* AIM OF THE TASK
Scan the records for the string "底流式消能"; copy each line where it occurs.

** Start RECORDS SUPPLIED **

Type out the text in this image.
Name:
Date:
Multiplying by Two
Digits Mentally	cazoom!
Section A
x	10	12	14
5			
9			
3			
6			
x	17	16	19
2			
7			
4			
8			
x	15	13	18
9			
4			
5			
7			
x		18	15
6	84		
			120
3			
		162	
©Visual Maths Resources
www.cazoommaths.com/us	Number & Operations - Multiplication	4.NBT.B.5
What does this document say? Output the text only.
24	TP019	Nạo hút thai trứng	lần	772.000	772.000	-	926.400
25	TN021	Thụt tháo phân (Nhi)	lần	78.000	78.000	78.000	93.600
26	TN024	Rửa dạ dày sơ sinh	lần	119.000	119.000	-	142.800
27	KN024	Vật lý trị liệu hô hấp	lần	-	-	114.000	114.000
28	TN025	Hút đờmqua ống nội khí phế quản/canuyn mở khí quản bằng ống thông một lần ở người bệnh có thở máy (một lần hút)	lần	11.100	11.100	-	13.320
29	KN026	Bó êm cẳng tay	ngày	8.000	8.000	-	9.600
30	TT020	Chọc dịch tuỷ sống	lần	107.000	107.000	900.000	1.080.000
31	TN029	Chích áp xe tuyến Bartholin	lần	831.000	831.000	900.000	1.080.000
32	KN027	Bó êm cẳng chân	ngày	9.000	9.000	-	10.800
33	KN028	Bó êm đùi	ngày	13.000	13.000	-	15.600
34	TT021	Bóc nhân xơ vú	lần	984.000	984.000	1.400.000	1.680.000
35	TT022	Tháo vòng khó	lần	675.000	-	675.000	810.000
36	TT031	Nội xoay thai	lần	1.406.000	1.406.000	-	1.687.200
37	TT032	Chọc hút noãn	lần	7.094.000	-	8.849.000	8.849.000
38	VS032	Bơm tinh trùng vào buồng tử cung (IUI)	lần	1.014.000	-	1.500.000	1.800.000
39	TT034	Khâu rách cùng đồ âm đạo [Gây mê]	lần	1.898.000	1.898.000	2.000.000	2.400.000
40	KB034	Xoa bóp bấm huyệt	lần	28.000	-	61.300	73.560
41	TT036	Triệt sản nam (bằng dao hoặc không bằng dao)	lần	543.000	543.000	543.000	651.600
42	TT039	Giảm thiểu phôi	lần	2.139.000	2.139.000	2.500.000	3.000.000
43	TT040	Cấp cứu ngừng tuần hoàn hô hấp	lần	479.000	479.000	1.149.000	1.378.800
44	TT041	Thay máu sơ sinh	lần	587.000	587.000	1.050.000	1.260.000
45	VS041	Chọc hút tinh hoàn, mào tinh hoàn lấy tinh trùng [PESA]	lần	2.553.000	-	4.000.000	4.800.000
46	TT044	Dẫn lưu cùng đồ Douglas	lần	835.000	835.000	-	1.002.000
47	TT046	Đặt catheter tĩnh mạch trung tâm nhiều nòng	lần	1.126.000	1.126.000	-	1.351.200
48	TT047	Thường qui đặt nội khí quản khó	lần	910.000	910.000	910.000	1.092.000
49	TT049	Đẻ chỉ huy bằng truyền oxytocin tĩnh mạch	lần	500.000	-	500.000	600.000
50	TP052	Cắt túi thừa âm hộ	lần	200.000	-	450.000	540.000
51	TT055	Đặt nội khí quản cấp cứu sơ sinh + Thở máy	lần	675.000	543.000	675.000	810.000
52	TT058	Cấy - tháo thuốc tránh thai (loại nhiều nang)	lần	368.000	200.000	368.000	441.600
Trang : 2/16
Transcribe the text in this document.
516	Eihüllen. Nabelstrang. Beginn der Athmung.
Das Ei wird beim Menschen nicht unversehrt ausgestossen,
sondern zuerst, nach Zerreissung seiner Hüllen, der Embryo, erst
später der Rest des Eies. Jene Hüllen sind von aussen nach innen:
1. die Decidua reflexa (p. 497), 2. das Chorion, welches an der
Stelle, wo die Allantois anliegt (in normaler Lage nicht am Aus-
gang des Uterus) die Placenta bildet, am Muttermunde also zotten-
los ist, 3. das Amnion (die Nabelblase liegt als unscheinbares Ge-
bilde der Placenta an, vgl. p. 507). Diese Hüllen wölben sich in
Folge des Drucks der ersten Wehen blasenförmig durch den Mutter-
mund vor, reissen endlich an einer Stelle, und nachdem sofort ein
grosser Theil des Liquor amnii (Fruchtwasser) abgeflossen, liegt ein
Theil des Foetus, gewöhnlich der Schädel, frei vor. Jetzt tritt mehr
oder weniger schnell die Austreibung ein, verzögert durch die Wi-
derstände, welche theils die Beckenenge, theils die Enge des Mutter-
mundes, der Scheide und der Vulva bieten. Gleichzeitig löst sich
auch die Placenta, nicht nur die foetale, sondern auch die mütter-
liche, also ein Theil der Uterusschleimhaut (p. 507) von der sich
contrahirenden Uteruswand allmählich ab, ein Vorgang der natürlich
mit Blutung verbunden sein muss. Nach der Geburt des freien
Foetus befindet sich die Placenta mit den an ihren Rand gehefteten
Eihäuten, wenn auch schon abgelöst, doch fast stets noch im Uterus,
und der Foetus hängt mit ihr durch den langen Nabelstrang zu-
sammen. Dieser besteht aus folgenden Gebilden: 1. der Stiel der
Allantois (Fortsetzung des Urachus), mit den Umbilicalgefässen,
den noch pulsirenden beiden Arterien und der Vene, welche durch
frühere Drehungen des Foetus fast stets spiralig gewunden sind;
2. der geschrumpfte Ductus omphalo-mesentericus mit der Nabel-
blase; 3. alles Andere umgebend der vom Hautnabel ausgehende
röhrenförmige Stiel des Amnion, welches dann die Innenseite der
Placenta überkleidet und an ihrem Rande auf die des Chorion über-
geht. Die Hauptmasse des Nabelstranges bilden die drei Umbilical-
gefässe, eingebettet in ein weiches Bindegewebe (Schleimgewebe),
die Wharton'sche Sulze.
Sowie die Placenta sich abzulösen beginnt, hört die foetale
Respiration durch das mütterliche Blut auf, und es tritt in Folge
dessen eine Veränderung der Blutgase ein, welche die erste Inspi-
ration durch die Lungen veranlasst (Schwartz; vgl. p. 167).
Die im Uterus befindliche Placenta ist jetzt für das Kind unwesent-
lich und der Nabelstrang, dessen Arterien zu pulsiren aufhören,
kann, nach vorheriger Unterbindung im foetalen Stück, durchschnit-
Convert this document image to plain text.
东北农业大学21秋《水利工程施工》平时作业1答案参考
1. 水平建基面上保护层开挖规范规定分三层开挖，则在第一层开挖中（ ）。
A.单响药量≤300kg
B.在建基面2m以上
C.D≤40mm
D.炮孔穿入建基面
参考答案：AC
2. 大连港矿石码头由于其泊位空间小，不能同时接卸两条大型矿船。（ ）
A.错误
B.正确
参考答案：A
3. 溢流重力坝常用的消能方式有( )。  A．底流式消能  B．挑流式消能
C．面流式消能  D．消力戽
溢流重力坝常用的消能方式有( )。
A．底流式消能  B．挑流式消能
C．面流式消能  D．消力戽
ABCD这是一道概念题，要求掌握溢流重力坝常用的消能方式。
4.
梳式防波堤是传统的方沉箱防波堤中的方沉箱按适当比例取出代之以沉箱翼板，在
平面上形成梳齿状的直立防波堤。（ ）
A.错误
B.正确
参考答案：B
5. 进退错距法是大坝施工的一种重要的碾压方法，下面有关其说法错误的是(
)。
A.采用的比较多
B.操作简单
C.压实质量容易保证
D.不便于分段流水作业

** End RECORDS SUPPLIED **

* RESPONSE
3. 溢流重力坝常用的消能方式有( )。  A．底流式消能  B．挑流式消能
A．底流式消能  B．挑流式消能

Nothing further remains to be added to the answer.